SUPPLIED DATA:
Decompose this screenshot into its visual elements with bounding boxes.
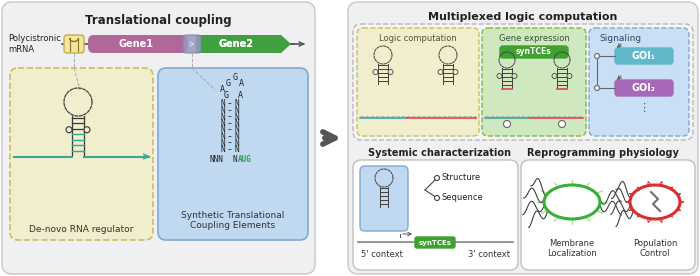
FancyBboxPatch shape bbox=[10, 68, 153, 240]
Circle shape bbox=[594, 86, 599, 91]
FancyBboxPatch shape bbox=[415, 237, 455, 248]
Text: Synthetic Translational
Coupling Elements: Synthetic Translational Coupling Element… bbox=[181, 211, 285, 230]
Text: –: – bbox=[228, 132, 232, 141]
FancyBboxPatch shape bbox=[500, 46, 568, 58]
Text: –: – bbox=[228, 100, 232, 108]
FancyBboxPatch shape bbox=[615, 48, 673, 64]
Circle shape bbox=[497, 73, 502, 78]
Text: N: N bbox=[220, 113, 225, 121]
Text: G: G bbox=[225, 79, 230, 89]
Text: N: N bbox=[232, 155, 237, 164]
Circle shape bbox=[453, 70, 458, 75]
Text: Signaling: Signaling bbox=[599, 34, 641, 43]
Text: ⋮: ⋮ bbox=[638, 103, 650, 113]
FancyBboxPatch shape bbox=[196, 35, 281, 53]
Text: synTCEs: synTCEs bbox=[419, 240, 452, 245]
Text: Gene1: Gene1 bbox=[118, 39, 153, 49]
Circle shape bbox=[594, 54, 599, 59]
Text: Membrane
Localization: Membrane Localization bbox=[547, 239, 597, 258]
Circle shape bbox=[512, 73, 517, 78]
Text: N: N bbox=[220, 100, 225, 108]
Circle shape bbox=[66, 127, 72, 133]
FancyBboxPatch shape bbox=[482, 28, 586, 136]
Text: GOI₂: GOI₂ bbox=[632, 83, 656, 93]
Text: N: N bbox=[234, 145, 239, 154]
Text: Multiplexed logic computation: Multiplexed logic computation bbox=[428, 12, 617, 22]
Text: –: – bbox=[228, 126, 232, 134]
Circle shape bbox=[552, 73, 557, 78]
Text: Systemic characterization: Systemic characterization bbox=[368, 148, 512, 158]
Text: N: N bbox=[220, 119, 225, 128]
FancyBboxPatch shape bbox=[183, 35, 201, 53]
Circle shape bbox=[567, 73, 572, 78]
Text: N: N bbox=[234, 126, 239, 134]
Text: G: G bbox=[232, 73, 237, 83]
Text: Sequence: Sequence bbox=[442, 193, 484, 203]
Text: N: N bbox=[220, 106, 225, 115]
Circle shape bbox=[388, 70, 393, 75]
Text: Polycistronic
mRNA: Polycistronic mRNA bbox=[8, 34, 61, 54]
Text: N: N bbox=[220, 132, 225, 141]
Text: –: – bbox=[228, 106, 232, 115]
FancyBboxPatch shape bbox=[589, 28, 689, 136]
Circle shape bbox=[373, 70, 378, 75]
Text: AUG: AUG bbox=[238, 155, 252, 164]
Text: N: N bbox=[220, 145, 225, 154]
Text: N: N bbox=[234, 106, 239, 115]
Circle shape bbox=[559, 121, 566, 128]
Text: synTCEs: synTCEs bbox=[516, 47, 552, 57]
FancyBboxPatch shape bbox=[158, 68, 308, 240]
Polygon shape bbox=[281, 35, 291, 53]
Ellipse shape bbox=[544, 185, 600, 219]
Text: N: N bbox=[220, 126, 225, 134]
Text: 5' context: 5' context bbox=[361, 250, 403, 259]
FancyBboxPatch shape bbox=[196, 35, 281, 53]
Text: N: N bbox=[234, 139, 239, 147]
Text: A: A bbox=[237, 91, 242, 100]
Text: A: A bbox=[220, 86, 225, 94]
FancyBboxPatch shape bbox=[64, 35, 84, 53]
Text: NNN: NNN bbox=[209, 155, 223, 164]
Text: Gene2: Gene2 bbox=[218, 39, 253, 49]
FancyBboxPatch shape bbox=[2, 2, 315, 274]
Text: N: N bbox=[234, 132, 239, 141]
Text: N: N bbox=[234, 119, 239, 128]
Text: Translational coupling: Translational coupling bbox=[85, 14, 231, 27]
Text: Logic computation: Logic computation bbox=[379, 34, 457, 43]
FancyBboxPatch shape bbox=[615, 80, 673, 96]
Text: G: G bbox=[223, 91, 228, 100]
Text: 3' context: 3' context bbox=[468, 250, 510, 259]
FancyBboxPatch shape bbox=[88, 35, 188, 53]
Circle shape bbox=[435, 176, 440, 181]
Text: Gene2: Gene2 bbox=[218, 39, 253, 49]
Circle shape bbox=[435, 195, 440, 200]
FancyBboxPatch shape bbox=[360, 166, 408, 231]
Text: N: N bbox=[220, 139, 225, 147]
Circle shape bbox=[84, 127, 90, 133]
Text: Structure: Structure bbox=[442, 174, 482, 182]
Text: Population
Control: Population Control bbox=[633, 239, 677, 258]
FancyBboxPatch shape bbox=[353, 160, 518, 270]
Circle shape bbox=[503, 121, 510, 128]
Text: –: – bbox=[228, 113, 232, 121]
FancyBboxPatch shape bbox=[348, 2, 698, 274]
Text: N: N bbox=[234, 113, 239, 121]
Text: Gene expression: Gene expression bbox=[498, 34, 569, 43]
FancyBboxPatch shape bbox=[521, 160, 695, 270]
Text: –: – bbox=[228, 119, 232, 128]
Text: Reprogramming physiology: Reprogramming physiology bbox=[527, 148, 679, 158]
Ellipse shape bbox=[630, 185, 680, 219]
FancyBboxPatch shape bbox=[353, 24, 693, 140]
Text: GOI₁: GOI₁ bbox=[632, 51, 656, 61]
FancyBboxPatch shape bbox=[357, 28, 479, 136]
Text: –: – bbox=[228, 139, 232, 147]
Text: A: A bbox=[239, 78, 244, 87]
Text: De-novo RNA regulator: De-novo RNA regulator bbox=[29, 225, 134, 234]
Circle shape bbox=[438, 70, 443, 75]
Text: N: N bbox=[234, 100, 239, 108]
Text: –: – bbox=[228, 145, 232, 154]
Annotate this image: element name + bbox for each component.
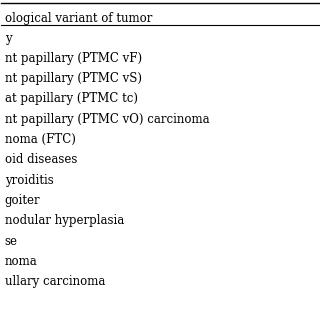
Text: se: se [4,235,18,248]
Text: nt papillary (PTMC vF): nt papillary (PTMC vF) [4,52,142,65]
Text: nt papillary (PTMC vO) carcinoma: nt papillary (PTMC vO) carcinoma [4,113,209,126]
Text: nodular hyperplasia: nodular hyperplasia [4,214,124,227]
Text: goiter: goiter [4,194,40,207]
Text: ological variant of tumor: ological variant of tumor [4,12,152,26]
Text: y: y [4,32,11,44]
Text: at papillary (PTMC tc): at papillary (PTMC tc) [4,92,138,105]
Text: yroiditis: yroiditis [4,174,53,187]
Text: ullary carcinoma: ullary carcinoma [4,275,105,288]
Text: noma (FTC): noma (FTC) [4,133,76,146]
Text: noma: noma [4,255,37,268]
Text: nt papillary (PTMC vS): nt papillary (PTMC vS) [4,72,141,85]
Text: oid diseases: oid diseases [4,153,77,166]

--

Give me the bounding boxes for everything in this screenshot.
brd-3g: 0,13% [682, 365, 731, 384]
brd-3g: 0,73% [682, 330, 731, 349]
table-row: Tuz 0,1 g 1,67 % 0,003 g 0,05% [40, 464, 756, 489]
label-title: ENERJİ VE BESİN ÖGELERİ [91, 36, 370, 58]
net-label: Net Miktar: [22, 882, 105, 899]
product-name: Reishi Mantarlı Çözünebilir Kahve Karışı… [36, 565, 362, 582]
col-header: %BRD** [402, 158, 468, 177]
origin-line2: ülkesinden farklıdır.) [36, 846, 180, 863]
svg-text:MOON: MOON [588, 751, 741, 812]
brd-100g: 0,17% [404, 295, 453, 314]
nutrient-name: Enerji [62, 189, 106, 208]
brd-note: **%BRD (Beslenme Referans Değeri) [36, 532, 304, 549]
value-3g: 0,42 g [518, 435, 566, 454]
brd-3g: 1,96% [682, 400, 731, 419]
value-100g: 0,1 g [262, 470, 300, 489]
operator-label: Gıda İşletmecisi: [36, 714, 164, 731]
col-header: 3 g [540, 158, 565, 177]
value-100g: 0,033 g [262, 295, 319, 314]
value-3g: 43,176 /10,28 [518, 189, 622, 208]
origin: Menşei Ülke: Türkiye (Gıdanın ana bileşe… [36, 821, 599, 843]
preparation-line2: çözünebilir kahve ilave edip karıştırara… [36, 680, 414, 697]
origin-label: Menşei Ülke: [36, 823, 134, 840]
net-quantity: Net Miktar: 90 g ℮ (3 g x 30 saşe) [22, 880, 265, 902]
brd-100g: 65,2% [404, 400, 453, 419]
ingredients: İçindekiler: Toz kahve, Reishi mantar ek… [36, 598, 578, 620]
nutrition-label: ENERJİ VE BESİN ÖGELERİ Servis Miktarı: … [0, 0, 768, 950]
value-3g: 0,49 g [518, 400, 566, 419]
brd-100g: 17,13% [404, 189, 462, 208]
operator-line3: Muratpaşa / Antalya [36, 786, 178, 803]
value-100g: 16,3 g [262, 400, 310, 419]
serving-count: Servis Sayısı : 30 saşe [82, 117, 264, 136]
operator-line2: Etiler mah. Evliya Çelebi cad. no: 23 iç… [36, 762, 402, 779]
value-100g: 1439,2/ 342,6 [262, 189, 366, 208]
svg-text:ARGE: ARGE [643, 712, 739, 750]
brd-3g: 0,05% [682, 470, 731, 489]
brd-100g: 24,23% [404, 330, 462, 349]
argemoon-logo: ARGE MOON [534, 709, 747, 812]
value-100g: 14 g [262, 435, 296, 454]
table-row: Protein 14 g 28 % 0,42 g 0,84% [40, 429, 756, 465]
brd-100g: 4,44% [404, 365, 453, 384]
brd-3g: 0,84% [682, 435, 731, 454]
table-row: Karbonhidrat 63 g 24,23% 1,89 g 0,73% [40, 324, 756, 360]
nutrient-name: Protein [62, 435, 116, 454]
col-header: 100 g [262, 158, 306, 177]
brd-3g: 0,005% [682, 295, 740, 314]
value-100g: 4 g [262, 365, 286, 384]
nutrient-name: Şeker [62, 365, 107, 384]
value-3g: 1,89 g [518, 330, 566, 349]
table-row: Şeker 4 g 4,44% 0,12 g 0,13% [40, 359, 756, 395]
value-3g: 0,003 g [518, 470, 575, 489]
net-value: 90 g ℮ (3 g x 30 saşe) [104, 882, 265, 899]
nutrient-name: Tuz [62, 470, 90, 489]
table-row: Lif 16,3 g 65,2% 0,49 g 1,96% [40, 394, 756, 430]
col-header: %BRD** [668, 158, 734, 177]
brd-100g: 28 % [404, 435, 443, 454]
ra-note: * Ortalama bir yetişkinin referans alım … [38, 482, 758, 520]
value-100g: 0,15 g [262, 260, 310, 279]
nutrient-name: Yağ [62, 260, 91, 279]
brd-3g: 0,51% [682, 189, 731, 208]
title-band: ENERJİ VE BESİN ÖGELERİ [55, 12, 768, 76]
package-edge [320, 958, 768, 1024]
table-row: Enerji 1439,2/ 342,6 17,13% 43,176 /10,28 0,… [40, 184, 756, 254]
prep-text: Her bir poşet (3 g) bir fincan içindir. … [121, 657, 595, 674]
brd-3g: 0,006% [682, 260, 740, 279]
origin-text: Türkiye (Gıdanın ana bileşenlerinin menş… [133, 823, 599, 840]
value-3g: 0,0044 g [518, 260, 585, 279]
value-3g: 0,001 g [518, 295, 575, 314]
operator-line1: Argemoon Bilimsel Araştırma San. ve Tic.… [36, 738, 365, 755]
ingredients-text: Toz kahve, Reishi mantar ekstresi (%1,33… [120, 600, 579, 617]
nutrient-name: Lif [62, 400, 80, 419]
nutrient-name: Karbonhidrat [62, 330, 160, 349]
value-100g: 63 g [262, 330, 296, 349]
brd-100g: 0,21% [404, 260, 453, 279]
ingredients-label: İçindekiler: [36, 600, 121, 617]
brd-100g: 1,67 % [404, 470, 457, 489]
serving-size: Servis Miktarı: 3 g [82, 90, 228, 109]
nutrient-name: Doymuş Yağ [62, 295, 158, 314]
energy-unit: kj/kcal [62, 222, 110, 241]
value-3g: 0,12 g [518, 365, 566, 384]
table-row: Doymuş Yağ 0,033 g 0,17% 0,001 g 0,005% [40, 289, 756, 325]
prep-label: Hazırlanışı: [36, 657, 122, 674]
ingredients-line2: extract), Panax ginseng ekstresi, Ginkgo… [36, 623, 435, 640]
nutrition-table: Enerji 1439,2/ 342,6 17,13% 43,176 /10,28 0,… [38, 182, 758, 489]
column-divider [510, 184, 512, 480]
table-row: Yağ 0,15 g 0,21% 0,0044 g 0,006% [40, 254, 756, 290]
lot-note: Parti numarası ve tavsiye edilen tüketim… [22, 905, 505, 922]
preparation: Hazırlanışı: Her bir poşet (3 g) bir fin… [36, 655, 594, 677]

--

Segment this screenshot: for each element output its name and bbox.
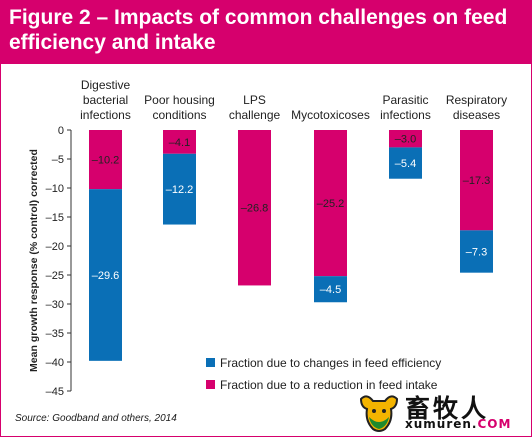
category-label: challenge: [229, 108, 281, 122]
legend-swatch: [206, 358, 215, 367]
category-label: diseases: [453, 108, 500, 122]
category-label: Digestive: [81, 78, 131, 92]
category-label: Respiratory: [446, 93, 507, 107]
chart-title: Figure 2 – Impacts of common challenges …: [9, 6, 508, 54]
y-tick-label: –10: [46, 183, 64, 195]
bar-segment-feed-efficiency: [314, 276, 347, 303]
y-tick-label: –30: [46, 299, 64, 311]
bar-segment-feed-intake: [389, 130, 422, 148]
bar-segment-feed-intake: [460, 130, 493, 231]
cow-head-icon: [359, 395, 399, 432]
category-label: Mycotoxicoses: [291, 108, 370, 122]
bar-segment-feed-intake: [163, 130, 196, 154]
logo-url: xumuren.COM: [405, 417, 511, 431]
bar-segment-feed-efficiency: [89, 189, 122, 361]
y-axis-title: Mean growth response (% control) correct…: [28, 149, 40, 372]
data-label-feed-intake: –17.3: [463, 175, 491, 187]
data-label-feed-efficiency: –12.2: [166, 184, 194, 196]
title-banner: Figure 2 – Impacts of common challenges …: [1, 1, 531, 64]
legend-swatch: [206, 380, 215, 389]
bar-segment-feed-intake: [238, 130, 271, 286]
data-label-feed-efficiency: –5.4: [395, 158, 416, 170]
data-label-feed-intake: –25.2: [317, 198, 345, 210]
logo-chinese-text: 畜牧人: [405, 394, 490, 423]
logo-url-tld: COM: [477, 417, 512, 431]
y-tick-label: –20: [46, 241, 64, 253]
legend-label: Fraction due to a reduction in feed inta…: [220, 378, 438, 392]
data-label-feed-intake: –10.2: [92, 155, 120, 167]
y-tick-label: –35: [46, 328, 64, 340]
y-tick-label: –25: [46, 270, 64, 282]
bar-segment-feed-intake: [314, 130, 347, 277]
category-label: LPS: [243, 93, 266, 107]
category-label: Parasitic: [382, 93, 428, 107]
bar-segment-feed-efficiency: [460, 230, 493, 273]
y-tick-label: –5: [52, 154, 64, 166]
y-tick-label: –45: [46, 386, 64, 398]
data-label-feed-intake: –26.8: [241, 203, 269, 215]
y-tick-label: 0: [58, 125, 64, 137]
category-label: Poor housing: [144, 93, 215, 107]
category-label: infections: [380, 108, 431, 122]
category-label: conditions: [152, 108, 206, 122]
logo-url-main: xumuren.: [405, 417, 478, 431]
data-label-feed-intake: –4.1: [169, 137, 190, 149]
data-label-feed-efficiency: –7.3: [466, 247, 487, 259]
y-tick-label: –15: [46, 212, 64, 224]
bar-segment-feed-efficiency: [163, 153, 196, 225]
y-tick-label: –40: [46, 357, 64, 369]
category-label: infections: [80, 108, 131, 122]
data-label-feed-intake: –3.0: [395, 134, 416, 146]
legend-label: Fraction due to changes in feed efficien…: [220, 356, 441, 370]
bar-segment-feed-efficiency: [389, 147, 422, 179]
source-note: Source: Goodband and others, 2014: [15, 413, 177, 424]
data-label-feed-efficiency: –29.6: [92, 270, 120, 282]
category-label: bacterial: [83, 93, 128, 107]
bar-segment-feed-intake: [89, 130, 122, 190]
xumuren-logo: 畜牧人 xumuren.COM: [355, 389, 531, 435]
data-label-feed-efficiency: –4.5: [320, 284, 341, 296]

TASK ITEM: In the records above, find each line with the word "İçindekiler" and copy it.

WRITTEN SOLUTION:
ingredients: İçindekiler: Toz kahve, Reishi mantar ek… [36, 598, 578, 620]
ingredients-label: İçindekiler: [36, 600, 121, 617]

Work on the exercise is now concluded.